Written problem -> Whenever a line below holds the word "same", copy that line.

The data ->
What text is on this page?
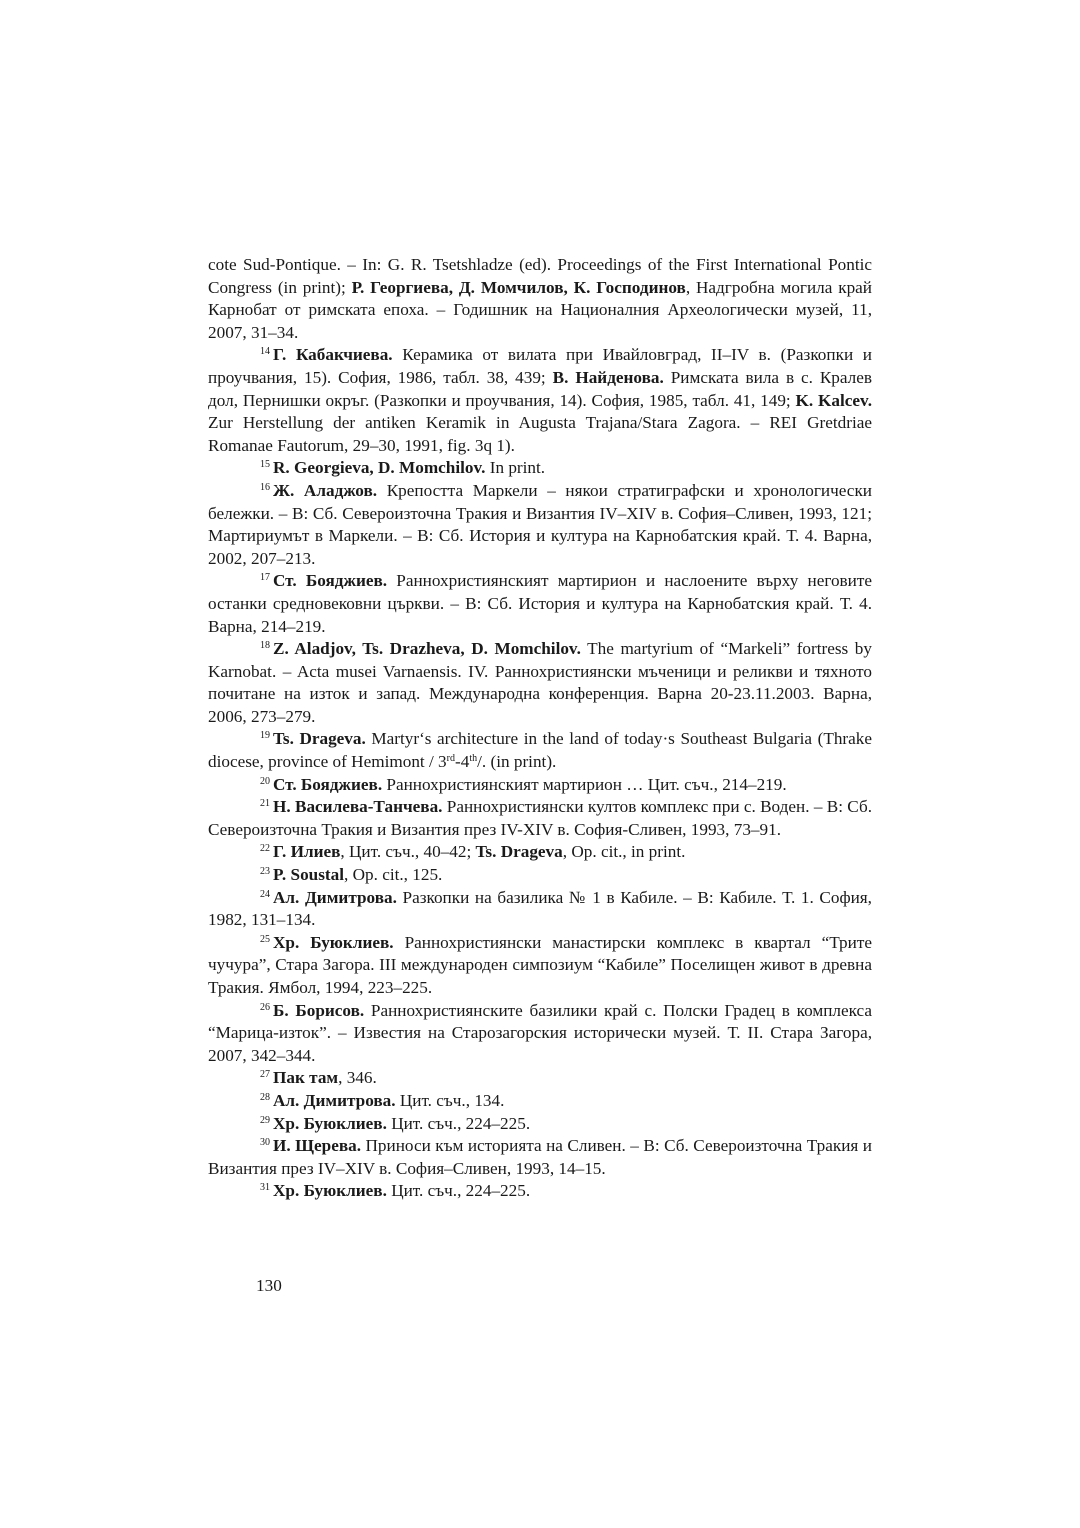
cote Sud-Pontique. – In: G. R. Tsetshladze (ed). Proceedings of the First International Pontic Congress (in print); Р. Георгиева, Д. Момчилов, К. Господинов, Надгробна могила край Карнобат от римската епоха. – Годишник на Националния Археологически музей, 11, 2007, 31–34.

$^{14}$ Г. Кабакчиева. Керамика от вилата при Ивайловград, II–IV в. (Разкопки и проучвания, 15). София, 1986, табл. 38, 439; В. Найденова. Римската вила в с. Кралев дол, Пернишки окръг. (Разкопки и проучвания, 14). София, 1985, табл. 41, 149; K. Kalcev. Zur Herstellung der antiken Keramik in Augusta Trajana/Stara Zagora. – REI Gretdriae Romanae Fautorum, 29–30, 1991, fig. 3q 1).

$^{15}$ R. Georgieva, D. Momchilov. In print.

$^{16}$ Ж. Аладжов. Крепостта Маркели – някои стратиграфски и хронологически бележки. – В: Сб. Североизточна Тракия и Византия IV–XIV в. София–Сливен, 1993, 121; Мартириумът в Маркели. – В: Сб. История и култура на Карнобатския край. Т. 4. Варна, 2002, 207–213.

$^{17}$ Ст. Бояджиев. Раннохристиянският мартирион и наслоените върху неговите останки средновековни църкви. – В: Сб. История и култура на Карнобатския край. Т. 4. Варна, 214–219.

$^{18}$ Z. Aladjov, Ts. Drazheva, D. Momchilov. The martyrium of “Markeli” fortress by Karnobat. – Acta musei Varnaensis. IV. Раннохристиянски мъченици и реликви и тяхното почитане на изток и запад. Международна конференция. Варна 20-23.11.2003. Варна, 2006, 273–279.

$^{19}$ Ts. Drageva. Martyr‘s architecture in the land of today·s Southeast Bulgaria (Thrake diocese, province of Hemimont / 3rd-4th/. (in print).

$^{20}$ Ст. Бояджиев. Раннохристиянският мартирион … Цит. съч., 214–219.

$^{21}$ Н. Василева-Танчева. Раннохристиянски култов комплекс при с. Воден. – В: Сб. Североизточна Тракия и Византия през IV-XIV в. София-Сливен, 1993, 73–91.

$^{22}$ Г. Илиев, Цит. съч., 40–42; Ts. Drageva, Op. cit., in print.

$^{23}$ P. Soustal, Op. cit., 125.

$^{24}$ Ал. Димитрова. Разкопки на базилика № 1 в Кабиле. – В: Кабиле. Т. 1. София, 1982, 131–134.

$^{25}$ Хр. Буюклиев. Раннохристиянски манастирски комплекс в квартал “Трите чучура”, Стара Загора. III международен симпозиум “Кабиле” Поселищен живот в древна Тракия. Ямбол, 1994, 223–225.

$^{26}$ Б. Борисов. Раннохристиянските базилики край с. Полски Градец в комплекса “Марица-изток”. – Известия на Старозагорския исторически музей. Т. II. Стара Загора, 2007, 342–344.

$^{27}$ Пак там, 346.

$^{28}$ Ал. Димитрова. Цит. съч., 134.

$^{29}$ Хр. Буюклиев. Цит. съч., 224–225.

$^{30}$ И. Щерева. Приноси към историята на Сливен. – В: Сб. Североизточна Тракия и Византия през IV–XIV в. София–Сливен, 1993, 14–15.

$^{31}$ Хр. Буюклиев. Цит. съч., 224–225.

130
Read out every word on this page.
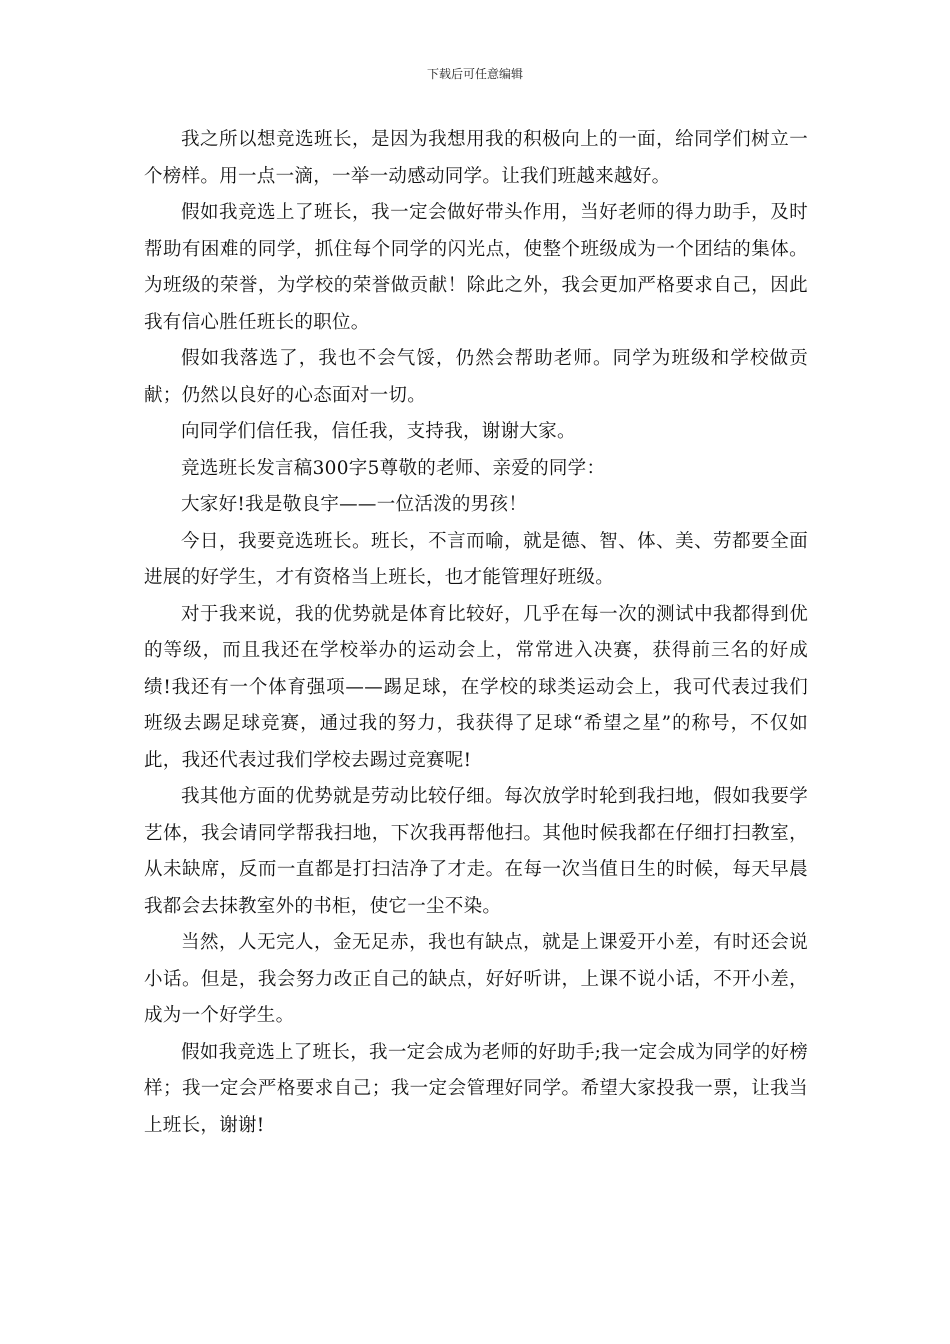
下载后可任意编辑

我之所以想竞选班长，是因为我想用我的积极向上的一面，给同学们树立一个榜样。用一点一滴，一举一动感动同学。让我们班越来越好。

假如我竞选上了班长，我一定会做好带头作用，当好老师的得力助手，及时帮助有困难的同学，抓住每个同学的闪光点，使整个班级成为一个团结的集体。为班级的荣誉，为学校的荣誉做贡献！除此之外，我会更加严格要求自己，因此我有信心胜任班长的职位。

假如我落选了，我也不会气馁，仍然会帮助老师。同学为班级和学校做贡献；仍然以良好的心态面对一切。

向同学们信任我，信任我，支持我，谢谢大家。

竞选班长发言稿300字5尊敬的老师、亲爱的同学：

大家好!我是敬良宇——一位活泼的男孩！

今日，我要竞选班长。班长，不言而喻，就是德、智、体、美、劳都要全面进展的好学生，才有资格当上班长，也才能管理好班级。

对于我来说，我的优势就是体育比较好，几乎在每一次的测试中我都得到优的等级，而且我还在学校举办的运动会上，常常进入决赛，获得前三名的好成绩!我还有一个体育强项——踢足球，在学校的球类运动会上，我可代表过我们班级去踢足球竞赛，通过我的努力，我获得了足球“希望之星”的称号，不仅如此，我还代表过我们学校去踢过竞赛呢!

我其他方面的优势就是劳动比较仔细。每次放学时轮到我扫地，假如我要学艺体，我会请同学帮我扫地，下次我再帮他扫。其他时候我都在仔细打扫教室，从未缺席，反而一直都是打扫洁净了才走。在每一次当值日生的时候，每天早晨我都会去抹教室外的书柜，使它一尘不染。

当然，人无完人，金无足赤，我也有缺点，就是上课爱开小差，有时还会说小话。但是，我会努力改正自己的缺点，好好听讲，上课不说小话，不开小差，成为一个好学生。

假如我竞选上了班长，我一定会成为老师的好助手;我一定会成为同学的好榜样；我一定会严格要求自己；我一定会管理好同学。希望大家投我一票，让我当上班长，谢谢!
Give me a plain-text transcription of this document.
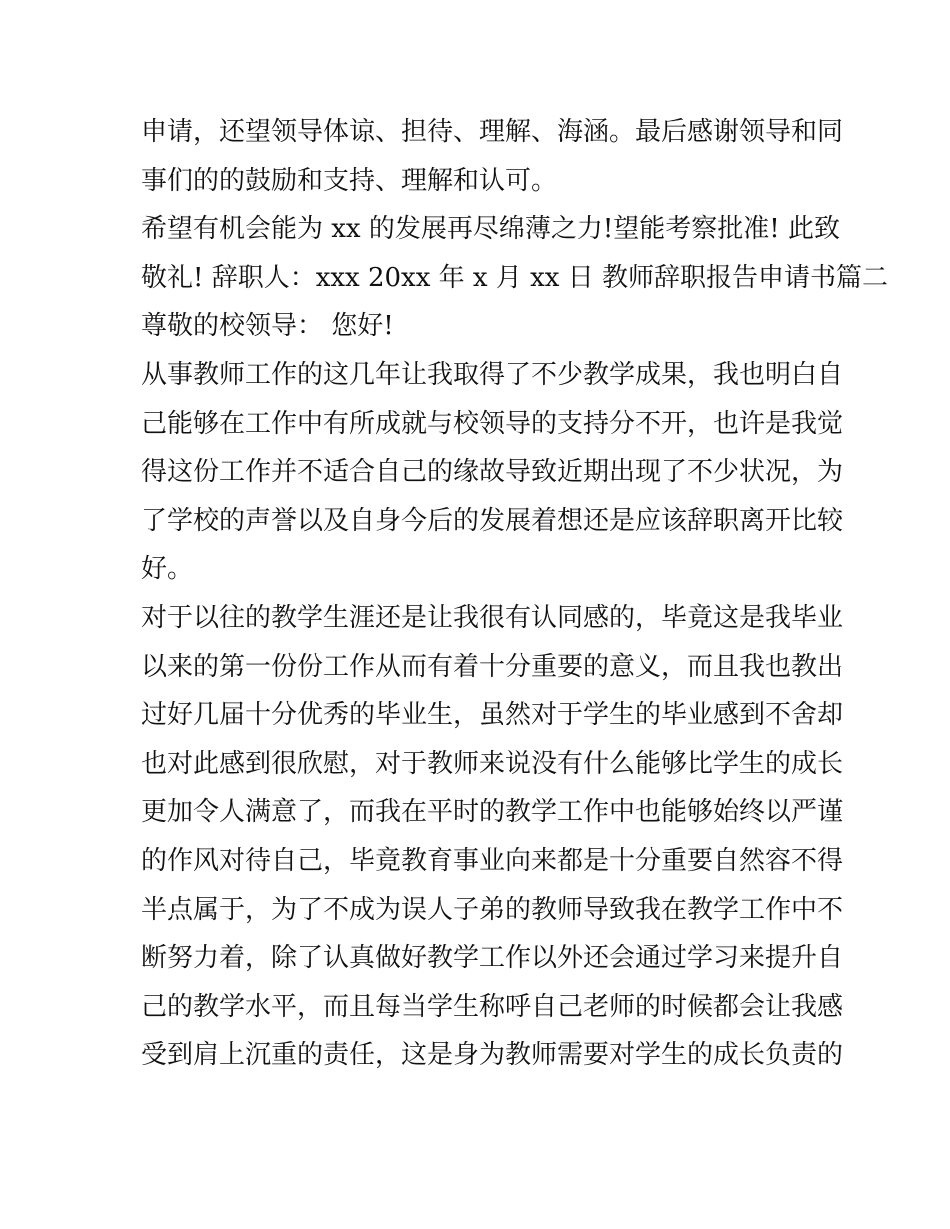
申请，还望领导体谅、担待、理解、海涵。最后感谢领导和同
事们的的鼓励和支持、理解和认可。
希望有机会能为 xx 的发展再尽绵薄之力!望能考察批准! 此致
敬礼! 辞职人：xxx 20xx 年 x 月 xx 日 教师辞职报告申请书篇二
尊敬的校领导： 您好!
从事教师工作的这几年让我取得了不少教学成果，我也明白自
己能够在工作中有所成就与校领导的支持分不开，也许是我觉
得这份工作并不适合自己的缘故导致近期出现了不少状况，为
了学校的声誉以及自身今后的发展着想还是应该辞职离开比较
好。
对于以往的教学生涯还是让我很有认同感的，毕竟这是我毕业
以来的第一份份工作从而有着十分重要的意义，而且我也教出
过好几届十分优秀的毕业生，虽然对于学生的毕业感到不舍却
也对此感到很欣慰，对于教师来说没有什么能够比学生的成长
更加令人满意了，而我在平时的教学工作中也能够始终以严谨
的作风对待自己，毕竟教育事业向来都是十分重要自然容不得
半点属于，为了不成为误人子弟的教师导致我在教学工作中不
断努力着，除了认真做好教学工作以外还会通过学习来提升自
己的教学水平，而且每当学生称呼自己老师的时候都会让我感
受到肩上沉重的责任，这是身为教师需要对学生的成长负责的
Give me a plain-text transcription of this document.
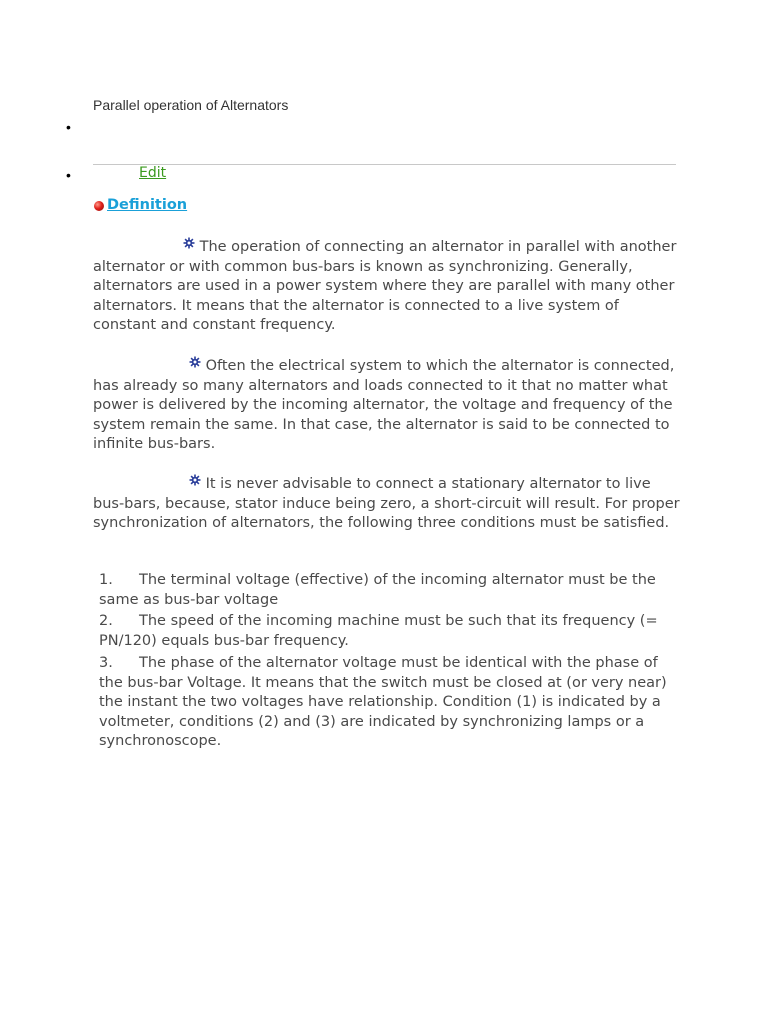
Parallel operation of Alternators
•
•	Edit
Definition
The operation of connecting an alternator in parallel with another alternator or with common bus-bars is known as synchronizing. Generally, alternators are used in a power system where they are parallel with many other alternators. It means that the alternator is connected to a live system of constant and constant frequency.
Often the electrical system to which the alternator is connected, has already so many alternators and loads connected to it that no matter what power is delivered by the incoming alternator, the voltage and frequency of the system remain the same. In that case, the alternator is said to be connected to infinite bus-bars.
It is never advisable to connect a stationary alternator to live bus-bars, because, stator induce being zero, a short-circuit will result. For proper synchronization of alternators, the following three conditions must be satisfied.
1. The terminal voltage (effective) of the incoming alternator must be the same as bus-bar voltage
2. The speed of the incoming machine must be such that its frequency (= PN/120) equals bus-bar frequency.
3. The phase of the alternator voltage must be identical with the phase of the bus-bar Voltage. It means that the switch must be closed at (or very near) the instant the two voltages have relationship. Condition (1) is indicated by a voltmeter, conditions (2) and (3) are indicated by synchronizing lamps or a synchronoscope.
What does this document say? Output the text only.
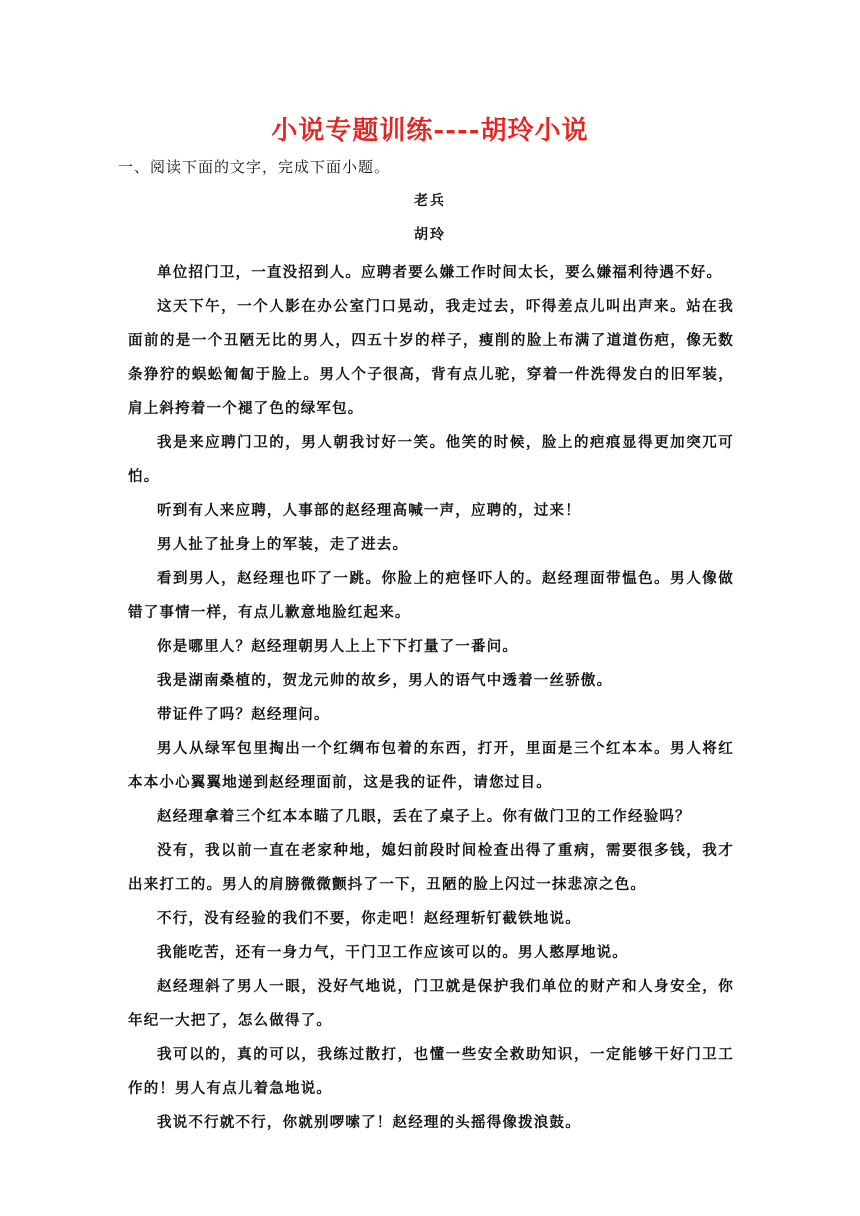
小说专题训练----胡玲小说
一、阅读下面的文字，完成下面小题。
老兵
胡玲

单位招门卫，一直没招到人。应聘者要么嫌工作时间太长，要么嫌福利待遇不好。

这天下午，一个人影在办公室门口晃动，我走过去，吓得差点儿叫出声来。站在我面前的是一个丑陋无比的男人，四五十岁的样子，瘦削的脸上布满了道道伤疤，像无数条狰狞的蜈蚣匍匐于脸上。男人个子很高，背有点儿驼，穿着一件洗得发白的旧军装，肩上斜挎着一个褪了色的绿军包。

我是来应聘门卫的，男人朝我讨好一笑。他笑的时候，脸上的疤痕显得更加突兀可怕。

听到有人来应聘，人事部的赵经理高喊一声，应聘的，过来！

男人扯了扯身上的军装，走了进去。

看到男人，赵经理也吓了一跳。你脸上的疤怪吓人的。赵经理面带愠色。男人像做错了事情一样，有点儿歉意地脸红起来。

你是哪里人？赵经理朝男人上上下下打量了一番问。

我是湖南桑植的，贺龙元帅的故乡，男人的语气中透着一丝骄傲。

带证件了吗？赵经理问。

男人从绿军包里掏出一个红绸布包着的东西，打开，里面是三个红本本。男人将红本本小心翼翼地递到赵经理面前，这是我的证件，请您过目。

赵经理拿着三个红本本瞄了几眼，丢在了桌子上。你有做门卫的工作经验吗？

没有，我以前一直在老家种地，媳妇前段时间检查出得了重病，需要很多钱，我才出来打工的。男人的肩膀微微颤抖了一下，丑陋的脸上闪过一抹悲凉之色。

不行，没有经验的我们不要，你走吧！赵经理斩钉截铁地说。

我能吃苦，还有一身力气，干门卫工作应该可以的。男人憨厚地说。

赵经理斜了男人一眼，没好气地说，门卫就是保护我们单位的财产和人身安全，你年纪一大把了，怎么做得了。

我可以的，真的可以，我练过散打，也懂一些安全救助知识，一定能够干好门卫工作的！男人有点儿着急地说。

我说不行就不行，你就别啰嗦了！赵经理的头摇得像拨浪鼓。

Full answer ->
Often the electrical system to which the alternator is connected, has already so many alternators and loads connected to it that no matter what power is delivered by the incoming alternator, the voltage and frequency of the system remain the same. In that case, the alternator is said to be connected to infinite bus-bars.
1. The terminal voltage (effective) of the incoming alternator must be the same as bus-bar voltage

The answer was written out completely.